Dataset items
## BEGIN

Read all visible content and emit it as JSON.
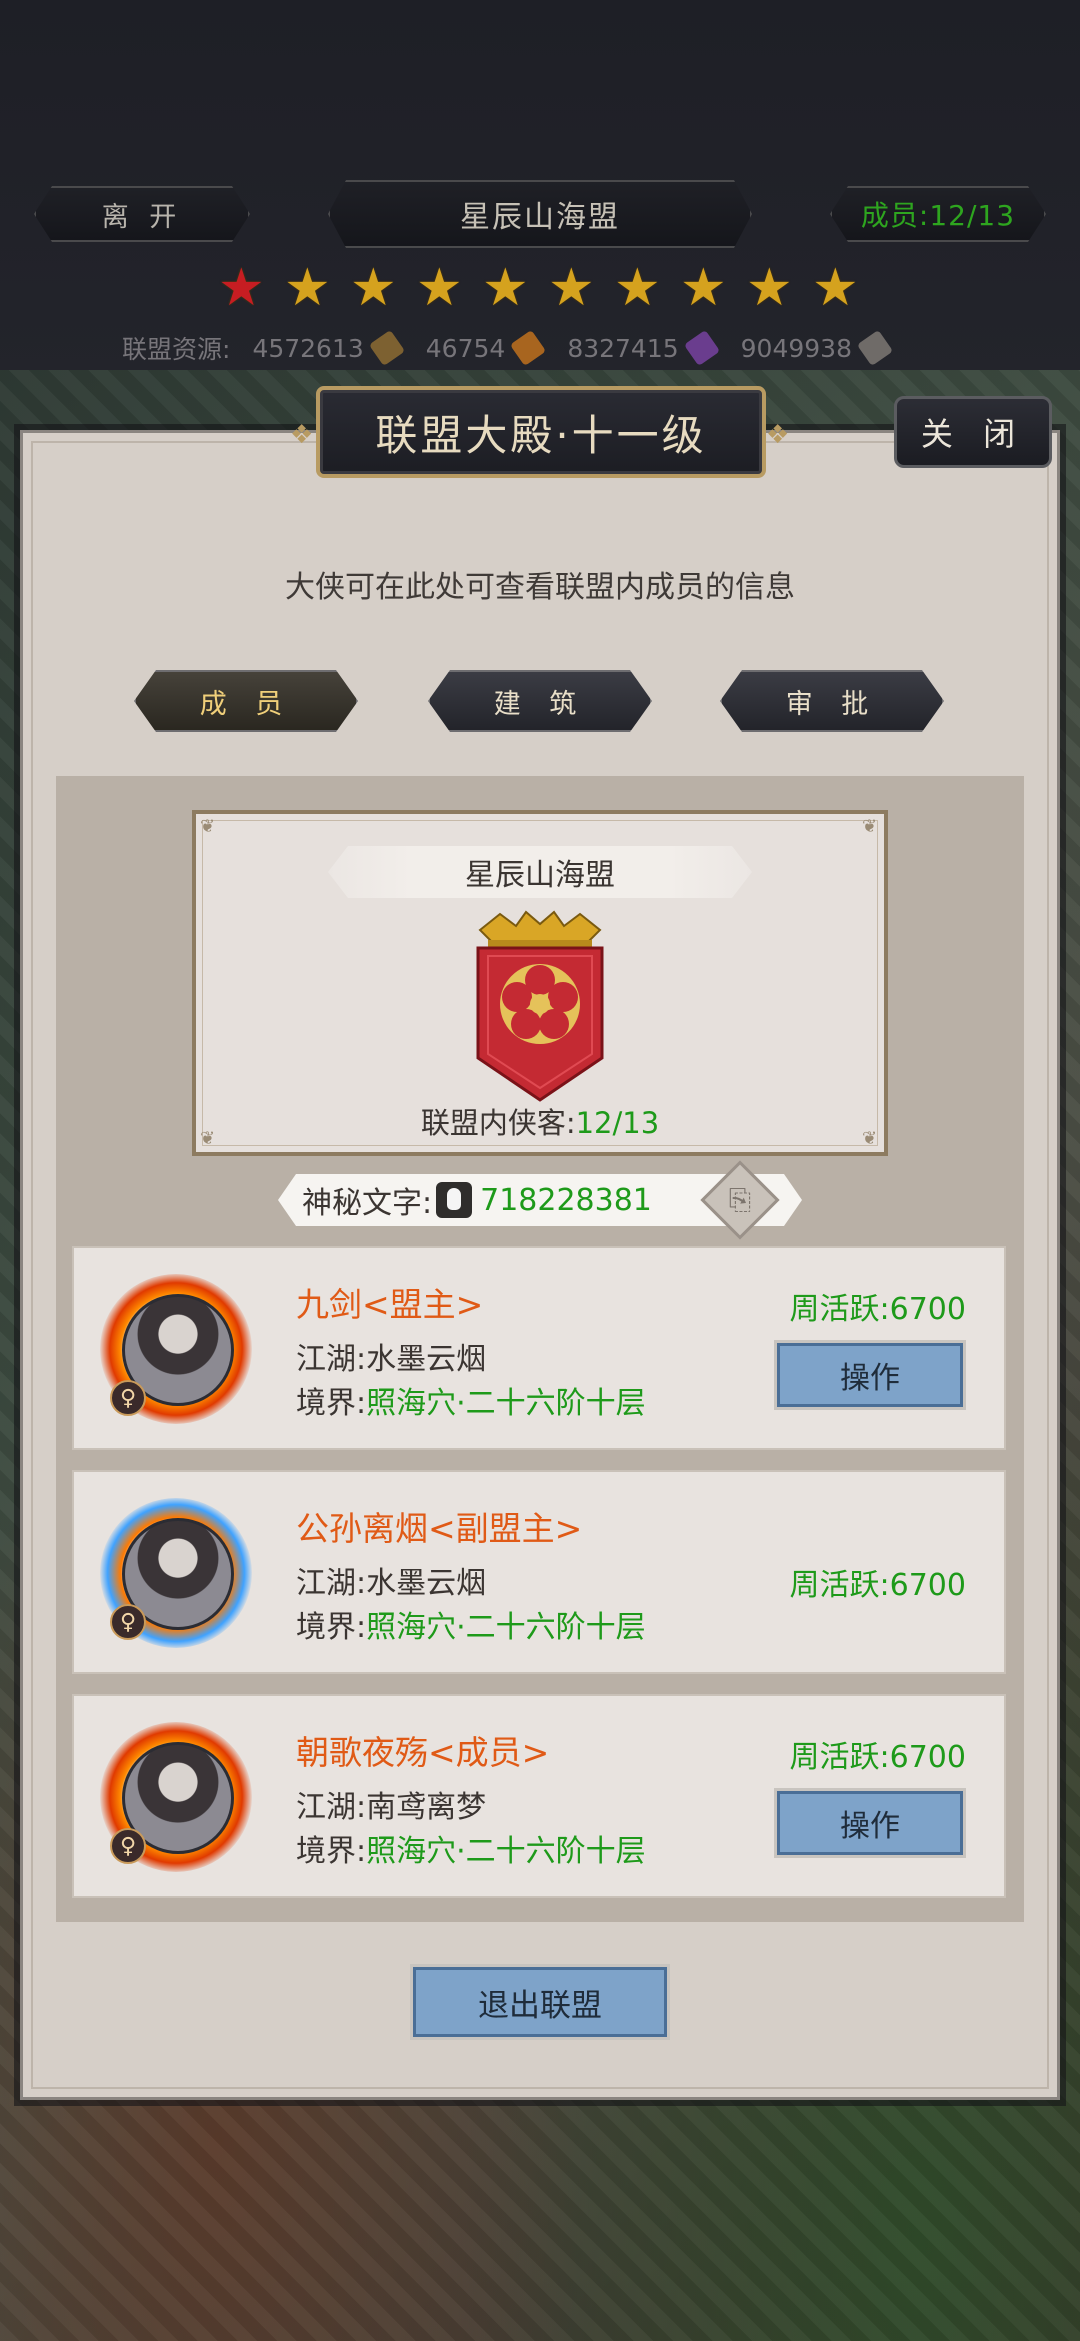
{
  "header": {
    "leave_label": "离 开",
    "alliance_title": "星辰山海盟",
    "members_label": "成员:12/13",
    "stars_total": 10,
    "stars_red": 1,
    "resources_label": "联盟资源:",
    "resources": [
      {
        "value": "4572613",
        "icon": "scroll-icon",
        "color": "#7d6131"
      },
      {
        "value": "46754",
        "icon": "token-icon",
        "color": "#a8651f"
      },
      {
        "value": "8327415",
        "icon": "crystal-icon",
        "color": "#6a3d8e"
      },
      {
        "value": "9049938",
        "icon": "ingot-icon",
        "color": "#6f6b68"
      }
    ]
  },
  "panel": {
    "title": "联盟大殿·十一级",
    "close_label": "关 闭",
    "description": "大侠可在此处可查看联盟内成员的信息",
    "tabs": [
      {
        "label": "成 员",
        "active": true
      },
      {
        "label": "建 筑",
        "active": false
      },
      {
        "label": "审 批",
        "active": false
      }
    ]
  },
  "info": {
    "alliance_name": "星辰山海盟",
    "count_label": "联盟内侠客:",
    "count_value": "12/13",
    "secret_label": "神秘文字:",
    "secret_value": "718228381"
  },
  "members": [
    {
      "name": "九剑<盟主>",
      "jianghu_label": "江湖:",
      "jianghu": "水墨云烟",
      "realm_label": "境界:",
      "realm": "照海穴·二十六阶十层",
      "active": "周活跃:6700",
      "op_label": "操作",
      "gender": "♀"
    },
    {
      "name": "公孙离烟<副盟主>",
      "jianghu_label": "江湖:",
      "jianghu": "水墨云烟",
      "realm_label": "境界:",
      "realm": "照海穴·二十六阶十层",
      "active": "周活跃:6700",
      "op_label": "",
      "gender": "♀"
    },
    {
      "name": "朝歌夜殇<成员>",
      "jianghu_label": "江湖:",
      "jianghu": "南鸢离梦",
      "realm_label": "境界:",
      "realm": "照海穴·二十六阶十层",
      "active": "周活跃:6700",
      "op_label": "操作",
      "gender": "♀"
    }
  ],
  "quit_label": "退出联盟",
  "colors": {
    "accent_green": "#1e9a1a",
    "name_orange": "#e05a16",
    "button_blue": "#7ea3c9"
  }
}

## END

▶ **What to work on**
Copy the listing word for word, excluding its pictures.

▶ **Exercise response**
Read all visible content and emit it as JSON.
{
  "header": {
    "leave_label": "离 开",
    "alliance_title": "星辰山海盟",
    "members_label": "成员:12/13",
    "stars_total": 10,
    "stars_red": 1,
    "resources_label": "联盟资源:",
    "resources": [
      {
        "value": "4572613",
        "icon": "scroll-icon",
        "color": "#7d6131"
      },
      {
        "value": "46754",
        "icon": "token-icon",
        "color": "#a8651f"
      },
      {
        "value": "8327415",
        "icon": "crystal-icon",
        "color": "#6a3d8e"
      },
      {
        "value": "9049938",
        "icon": "ingot-icon",
        "color": "#6f6b68"
      }
    ]
  },
  "panel": {
    "title": "联盟大殿·十一级",
    "close_label": "关 闭",
    "description": "大侠可在此处可查看联盟内成员的信息",
    "tabs": [
      {
        "label": "成 员",
        "active": true
      },
      {
        "label": "建 筑",
        "active": false
      },
      {
        "label": "审 批",
        "active": false
      }
    ]
  },
  "info": {
    "alliance_name": "星辰山海盟",
    "count_label": "联盟内侠客:",
    "count_value": "12/13",
    "secret_label": "神秘文字:",
    "secret_value": "718228381"
  },
  "members": [
    {
      "name": "九剑<盟主>",
      "jianghu_label": "江湖:",
      "jianghu": "水墨云烟",
      "realm_label": "境界:",
      "realm": "照海穴·二十六阶十层",
      "active": "周活跃:6700",
      "op_label": "操作",
      "gender": "♀"
    },
    {
      "name": "公孙离烟<副盟主>",
      "jianghu_label": "江湖:",
      "jianghu": "水墨云烟",
      "realm_label": "境界:",
      "realm": "照海穴·二十六阶十层",
      "active": "周活跃:6700",
      "op_label": "",
      "gender": "♀"
    },
    {
      "name": "朝歌夜殇<成员>",
      "jianghu_label": "江湖:",
      "jianghu": "南鸢离梦",
      "realm_label": "境界:",
      "realm": "照海穴·二十六阶十层",
      "active": "周活跃:6700",
      "op_label": "操作",
      "gender": "♀"
    }
  ],
  "quit_label": "退出联盟",
  "colors": {
    "accent_green": "#1e9a1a",
    "name_orange": "#e05a16",
    "button_blue": "#7ea3c9"
  }
}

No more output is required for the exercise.